• [Texte]:
Si au contraire cet entretien a été pour ainsi dire la cause occasionnelle de l'Oraison Dominicale, qui plus tard a trouvé place dans le Sermon sur la Montagne, la conséquence pratique à déduire reste la même ; on a donc eu tort de s'imaginer que cette prière constituait une sorte de privilège de piété accordé aux apôtres qui seuls auraient eu le droit de la prononcer ; elle appartient à tous les fidèles, puisque c'est à tous que le Christ s'adresse dans ce discours qui commence, selon saint Matthieu, son ministère et son enseignement, et nous retrouvons ici dans toute sa force le grand principe de l'égalité chrétienne. Saint Paul a dit : II n'y a qu'un Seigneur, une foi, un baptême, un Dieu qui est le Père de tous ; nous pouvons ajouter : il n'y a qu'une prière.

Aussi, mes Frères, il est digne de remarque que l'Oraison Dominicale, quoiqu'elle ne soit pas, comme on l'a cru à tort, un choix de formules tirées des prières juives et qu'elle n'ait point servi de lien et de transition entre le culte des synagogues et celui de l'Église, est toute composée d'expressions populaires et simples, familières à la piété du temps, et qui la rendaient éminemment propre à devenir la prière universelle de la chrétienté naissante.

Seulement, de tous ces faits, de tous ces rapprochements, il résulte aussi que la prière du Seigneur est un modèle de prière, non un rituel inflexible pour ainsi dire, un formulaire donné une fois pour toutes dont une ferveur servile devra ne point s'écarter, un cadre unique de voeux généraux où selon les circonstances chaque piété individuelle est tenue d'insérer ses requêtes privées.
Non, c'est un modèle ; Jésus a dit à la multitude qu'il veut détourner des stériles redites qu'affectionnait l'hypocrisie des Pharisiens : Vous donc, priez de cette manière !... Et dans les rites du culte public ou dans les dévotions du culte de famille, répéter à satiété l'Oraison Dominicale, attacher une sorte de vertu aux mots qui la composent et la redire sans fin à l'appui de chaque demande de notre confiance, c'est tomber dans l'erreur même que le Christ reprochait aux sectaires de son temps ; c'est ravaler sa prière au niveau de celles que leur hypocrisie lui faisait condamner ; c'est tuer soi-même ses prières : car la lettre tue ; l'esprit seul vivifie.

• [Consigne]: Reprenez le texte sur l'Oraison dominicale juste après sa dernière phrase. Les entrées n'ont aucun lien avec le texte.

• [Entrées fournies]:
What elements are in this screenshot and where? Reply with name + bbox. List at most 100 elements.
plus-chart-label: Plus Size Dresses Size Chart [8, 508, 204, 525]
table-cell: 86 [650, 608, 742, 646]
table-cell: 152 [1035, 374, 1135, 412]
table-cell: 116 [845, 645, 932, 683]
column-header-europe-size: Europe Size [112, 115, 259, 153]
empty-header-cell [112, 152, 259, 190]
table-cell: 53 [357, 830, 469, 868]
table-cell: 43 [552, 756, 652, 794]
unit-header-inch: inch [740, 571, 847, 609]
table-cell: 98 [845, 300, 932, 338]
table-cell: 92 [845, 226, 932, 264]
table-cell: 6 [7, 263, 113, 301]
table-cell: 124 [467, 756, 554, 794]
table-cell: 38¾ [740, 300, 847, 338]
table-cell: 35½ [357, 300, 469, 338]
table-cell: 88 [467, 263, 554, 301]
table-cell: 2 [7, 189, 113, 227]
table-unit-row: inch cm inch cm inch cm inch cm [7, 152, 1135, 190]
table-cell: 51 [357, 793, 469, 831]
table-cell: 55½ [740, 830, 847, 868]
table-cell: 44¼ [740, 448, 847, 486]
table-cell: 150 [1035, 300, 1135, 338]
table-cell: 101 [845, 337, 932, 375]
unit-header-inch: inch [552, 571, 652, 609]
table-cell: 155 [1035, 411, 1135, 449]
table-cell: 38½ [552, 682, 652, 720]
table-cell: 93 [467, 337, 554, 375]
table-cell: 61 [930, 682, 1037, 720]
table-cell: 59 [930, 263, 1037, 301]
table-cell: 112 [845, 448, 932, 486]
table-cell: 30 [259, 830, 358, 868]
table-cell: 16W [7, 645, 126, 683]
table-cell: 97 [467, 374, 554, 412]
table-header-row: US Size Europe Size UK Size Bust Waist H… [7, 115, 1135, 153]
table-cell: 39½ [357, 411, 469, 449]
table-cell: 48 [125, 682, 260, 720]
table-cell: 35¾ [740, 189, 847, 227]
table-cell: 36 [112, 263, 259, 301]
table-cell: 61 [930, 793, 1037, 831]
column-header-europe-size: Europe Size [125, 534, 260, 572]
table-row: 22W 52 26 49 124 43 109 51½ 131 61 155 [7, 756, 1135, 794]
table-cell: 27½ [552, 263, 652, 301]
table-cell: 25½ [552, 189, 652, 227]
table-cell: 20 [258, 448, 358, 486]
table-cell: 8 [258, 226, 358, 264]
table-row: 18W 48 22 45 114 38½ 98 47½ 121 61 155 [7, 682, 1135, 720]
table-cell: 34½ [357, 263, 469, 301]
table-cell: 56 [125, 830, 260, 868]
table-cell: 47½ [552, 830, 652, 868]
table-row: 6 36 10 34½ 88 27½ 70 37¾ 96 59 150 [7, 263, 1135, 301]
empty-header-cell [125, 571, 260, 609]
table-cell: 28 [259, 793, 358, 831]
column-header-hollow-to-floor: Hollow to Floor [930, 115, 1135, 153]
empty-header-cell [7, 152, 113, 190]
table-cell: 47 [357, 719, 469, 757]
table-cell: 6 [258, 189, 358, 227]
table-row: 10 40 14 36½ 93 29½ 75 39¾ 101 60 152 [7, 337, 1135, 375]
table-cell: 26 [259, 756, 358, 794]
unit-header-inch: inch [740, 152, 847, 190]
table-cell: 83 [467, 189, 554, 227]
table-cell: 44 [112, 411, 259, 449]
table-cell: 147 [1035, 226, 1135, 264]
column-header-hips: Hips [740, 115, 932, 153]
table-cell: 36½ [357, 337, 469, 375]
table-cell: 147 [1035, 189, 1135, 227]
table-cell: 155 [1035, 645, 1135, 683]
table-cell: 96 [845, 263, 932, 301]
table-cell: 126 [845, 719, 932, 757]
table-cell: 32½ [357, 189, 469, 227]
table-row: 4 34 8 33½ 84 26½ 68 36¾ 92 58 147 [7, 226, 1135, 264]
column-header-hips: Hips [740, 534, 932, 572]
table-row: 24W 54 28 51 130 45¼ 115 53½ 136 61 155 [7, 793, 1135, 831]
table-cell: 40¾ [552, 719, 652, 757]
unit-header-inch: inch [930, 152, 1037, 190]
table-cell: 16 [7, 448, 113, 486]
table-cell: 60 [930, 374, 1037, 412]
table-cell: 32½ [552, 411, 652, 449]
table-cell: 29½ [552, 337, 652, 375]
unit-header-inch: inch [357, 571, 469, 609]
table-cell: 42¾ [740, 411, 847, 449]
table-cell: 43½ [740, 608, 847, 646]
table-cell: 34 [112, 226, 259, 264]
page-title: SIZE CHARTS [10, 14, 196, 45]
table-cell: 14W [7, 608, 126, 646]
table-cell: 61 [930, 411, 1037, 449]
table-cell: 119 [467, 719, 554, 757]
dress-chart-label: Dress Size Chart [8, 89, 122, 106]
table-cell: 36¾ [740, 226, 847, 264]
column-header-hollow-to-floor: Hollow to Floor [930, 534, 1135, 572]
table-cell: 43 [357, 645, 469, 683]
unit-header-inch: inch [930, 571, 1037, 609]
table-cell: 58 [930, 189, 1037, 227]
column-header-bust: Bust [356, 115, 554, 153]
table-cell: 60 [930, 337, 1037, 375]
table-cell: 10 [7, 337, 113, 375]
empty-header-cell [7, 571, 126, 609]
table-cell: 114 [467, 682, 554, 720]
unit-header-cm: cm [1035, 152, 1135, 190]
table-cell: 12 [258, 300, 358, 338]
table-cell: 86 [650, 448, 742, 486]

• [Réponse]:
Vous éviterez d'autant plus sûrement cette faute et cette imprudence, si votre foi arrive à bien saisir les solennelles et imposantes pensées que l'Oraison Dominicale exprime ; vous reconnaîtrez à quelle hauteur elle est placée au-dessus de l'habitude de ces vaines redites et du niveau de cette mesquine piété qui l'applique à tout, c'est-à-dire aux riens de cette vie.

Écoutez donc tous, vous qui tous auriez pu tenir votre place parmi la foule pauvre, obscure, sans gloire et sans science, qui dort aujourd'hui dans ses tombes inconnues et qui environnait Jésus lors du Sermon sur la Montagne ; écoutez tous ; car à vous aussi la voix du Maître dit : Vous donc, priez de cette manière !...
Et devant quel Dieu Jésus vous envoie-t-il ? devant notre Père, qui est aux Cieux !...

II.

Mes Frères, il est tellement certain que l'Oraison Dominicale offre un résumé de la Religion chrétienne, que dans l'invocation qui la commence sont implicitement comprises la notion pure de Dieu, l'idée de l'unité et de l'infinité de Dieu, l'idée d'une création, oeuvre d'amour, et celle d'une Providence, règne de sagesse et de bonté.

Le Christianisme, à sa naissance, a trouvé le monde plein de religions ; car l'homme ne s'en prive jamais entièrement ; il passe de l'une à l'autre ; il se dégoûte de ses croyances, quand il en découvre le vide et le faux, et il essaie, ou de les amender, de les expliquer, de les embellir, ou d'achever de les détruire et de s'en donner de nouvelles ; mais jamais, de bon gré et de parti pris, l'homme ne se détrompe d'une foi ; jamais il ne devient incrédule ou impie avec préméditation, et quand il extirpe une religion, il la remplace le plus tôt qu'il peut.

À l'aurore de l'Évangile, le paganisme et le judaïsme vivaient d'un reste de vie, régnaient encore d'un reste d'empire sur les âmes ; le paganisme, malgré ses absurdités, dont les esprits légers faisaient des satires et des fables, et les esprits sérieux des allégories et des systèmes ; le judaïsme, malgré sa longue décadence qui l'empêchait de dégager le principe moral et spirituel du chaos de ses traditions et du monde de ses observances. Leur temps était passé. Le Christianisme venait les remplacer tous deux, le paganisme sans retour en confondant ses immenses erreurs, et le judaïsme, en le complétant ; le renversement dos autels païens, c'était tout le sort du paganisme et l'issue nécessaire de sa lutte avec l'Évangile ; du mosaïsme, Jésus avait dit : Je ne viens point abolir la loi et les prophètes, mais les compléter.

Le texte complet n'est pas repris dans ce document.